JOB >> Filter the entries, keeping every line with the word "Rich".

RECORDS FOR PROCESSING >>
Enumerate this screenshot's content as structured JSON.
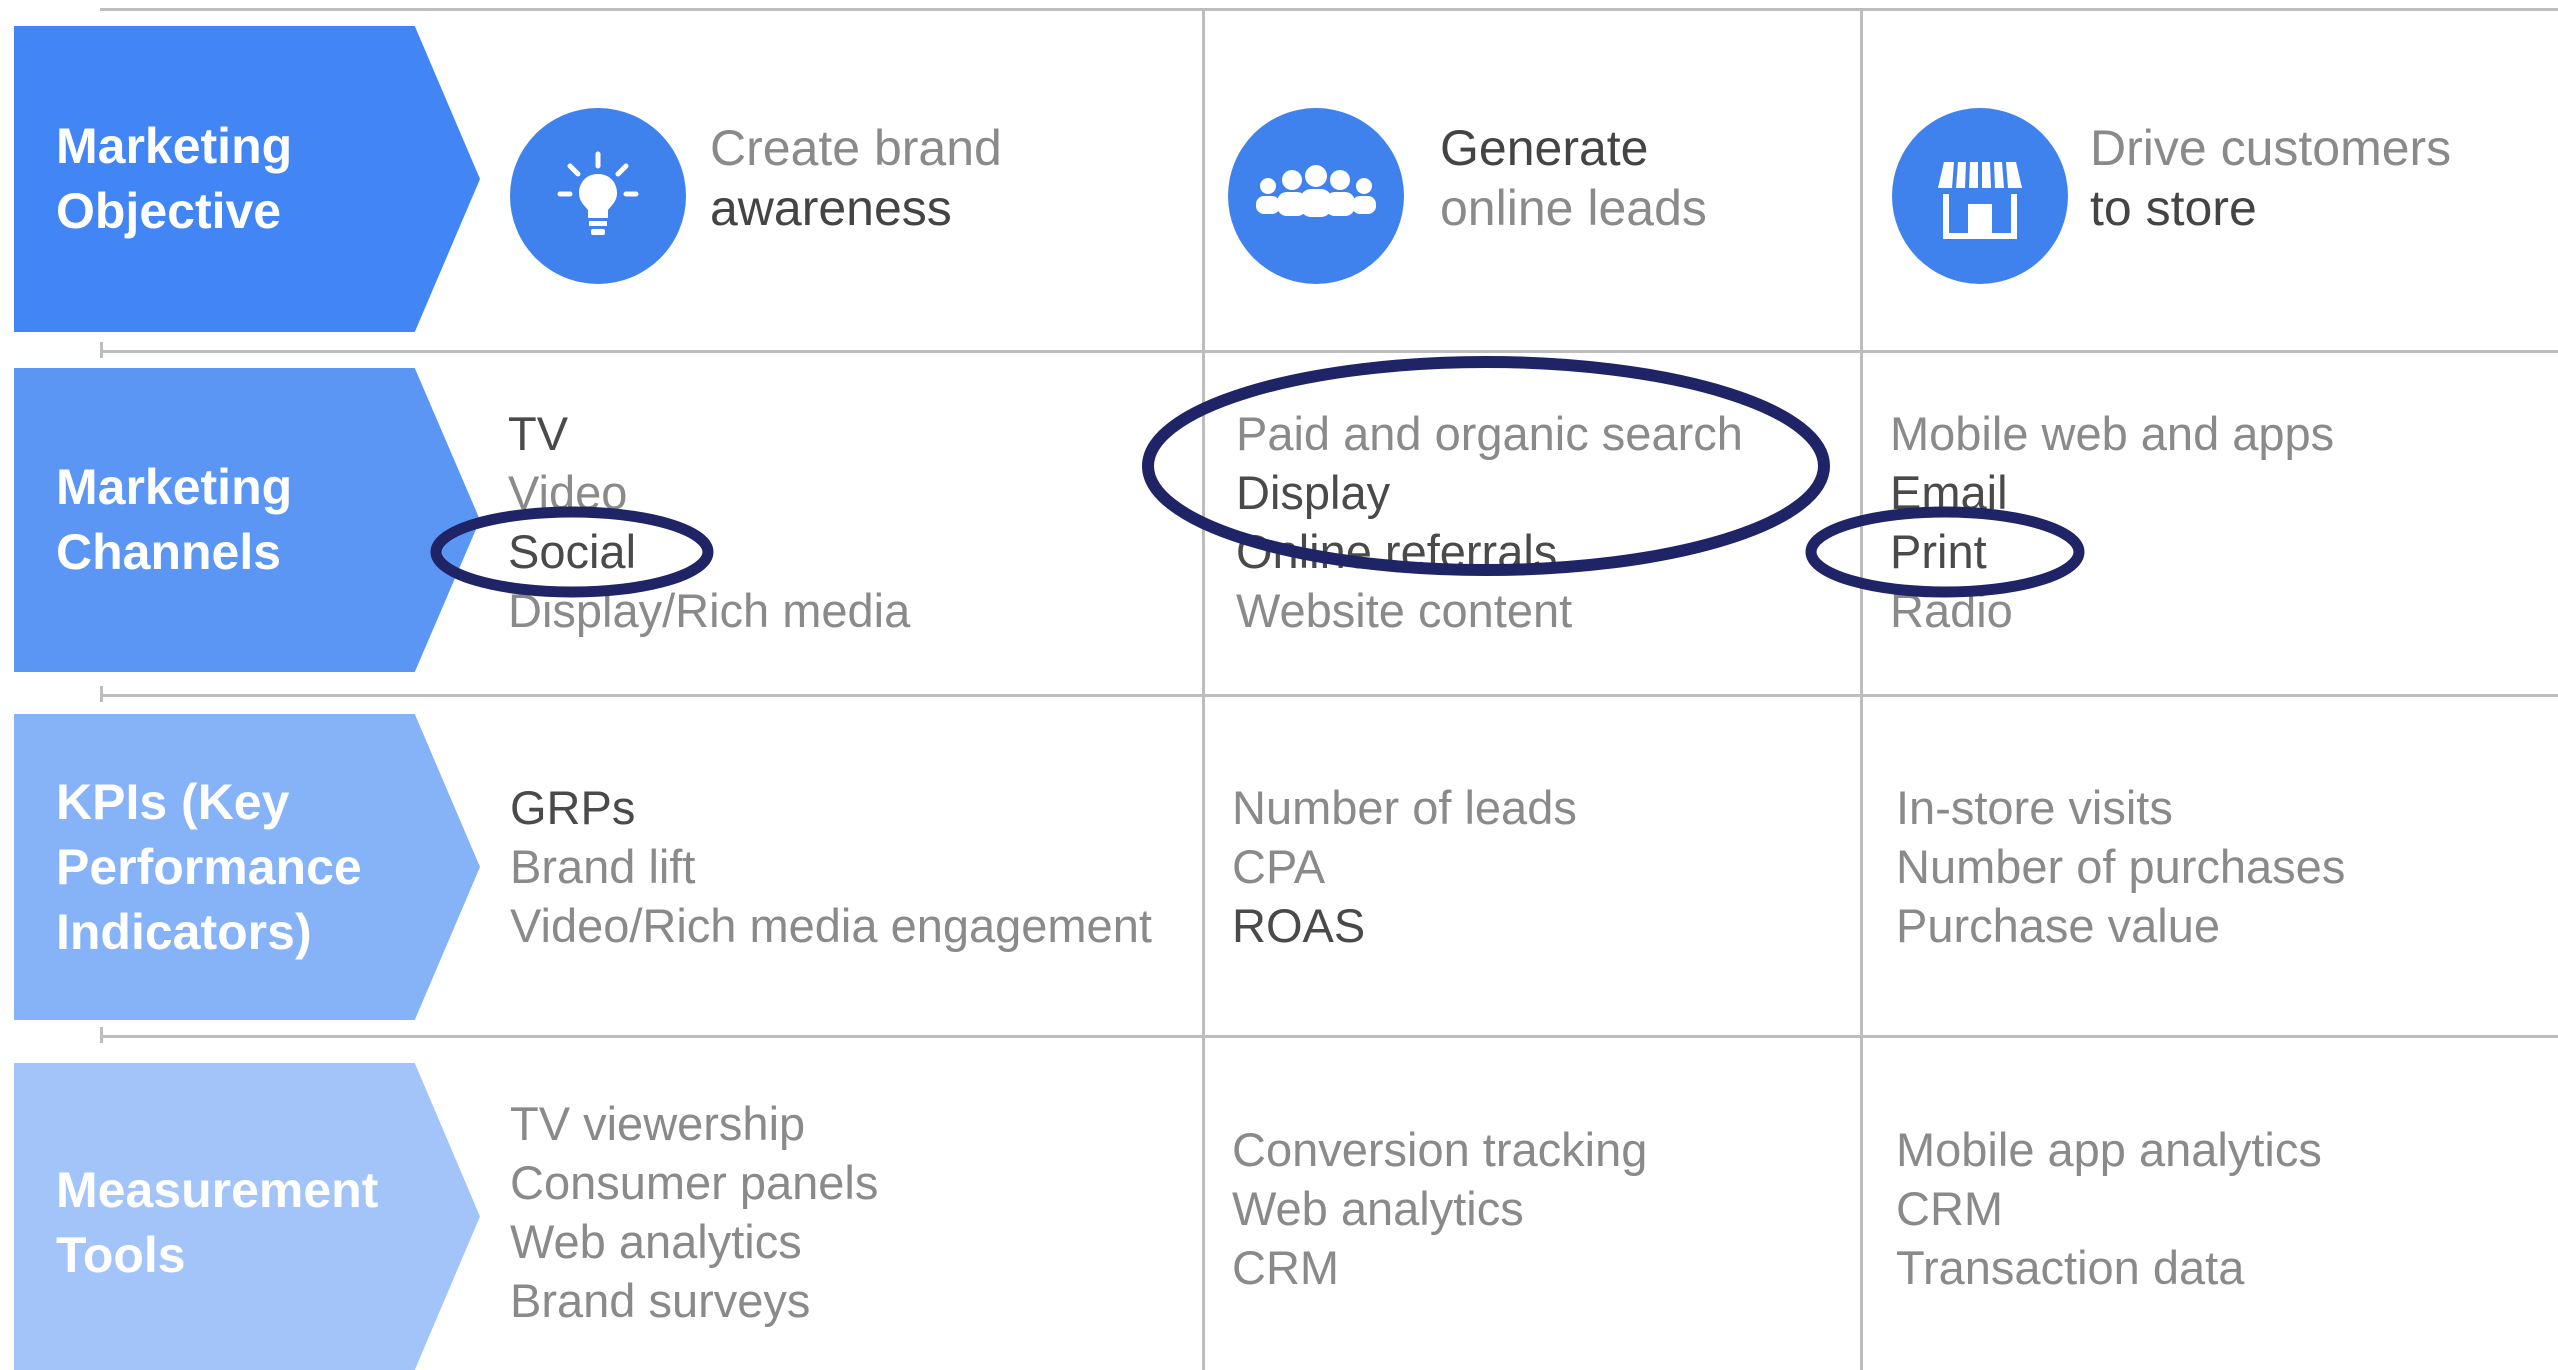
{
  "colors": {
    "row1": "#4285f4",
    "row2": "#5c96f5",
    "row3": "#86b2f7",
    "row4": "#a3c4f9",
    "icon_bg": "#3f82ee",
    "annotation": "#1f2466"
  },
  "rows": [
    {
      "label": "Marketing Objective"
    },
    {
      "label": "Marketing Channels"
    },
    {
      "label": "KPIs (Key Performance Indicators)"
    },
    {
      "label": "Measurement Tools"
    }
  ],
  "objectives": [
    {
      "icon": "lightbulb-icon",
      "line1": "Create brand",
      "line2": "awareness"
    },
    {
      "icon": "people-group-icon",
      "line1": "Generate",
      "line2": "online leads"
    },
    {
      "icon": "storefront-icon",
      "line1": "Drive customers",
      "line2": "to store"
    }
  ],
  "channels": [
    [
      "TV",
      "Video",
      "Social",
      "Display/Rich media"
    ],
    [
      "Paid and organic search",
      "Display",
      "Online referrals",
      "Website content"
    ],
    [
      "Mobile web and apps",
      "Email",
      "Print",
      "Radio"
    ]
  ],
  "kpis": [
    [
      "GRPs",
      "Brand lift",
      "Video/Rich media engagement"
    ],
    [
      "Number of leads",
      "CPA",
      "ROAS"
    ],
    [
      "In-store visits",
      "Number of purchases",
      "Purchase value"
    ]
  ],
  "tools": [
    [
      "TV viewership",
      "Consumer panels",
      "Web analytics",
      "Brand surveys"
    ],
    [
      "Conversion tracking",
      "Web analytics",
      "CRM"
    ],
    [
      "Mobile app analytics",
      "CRM",
      "Transaction data"
    ]
  ]
}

EXERCISE SOLUTION >>
      "Display/Rich media"
      "Video/Rich media engagement"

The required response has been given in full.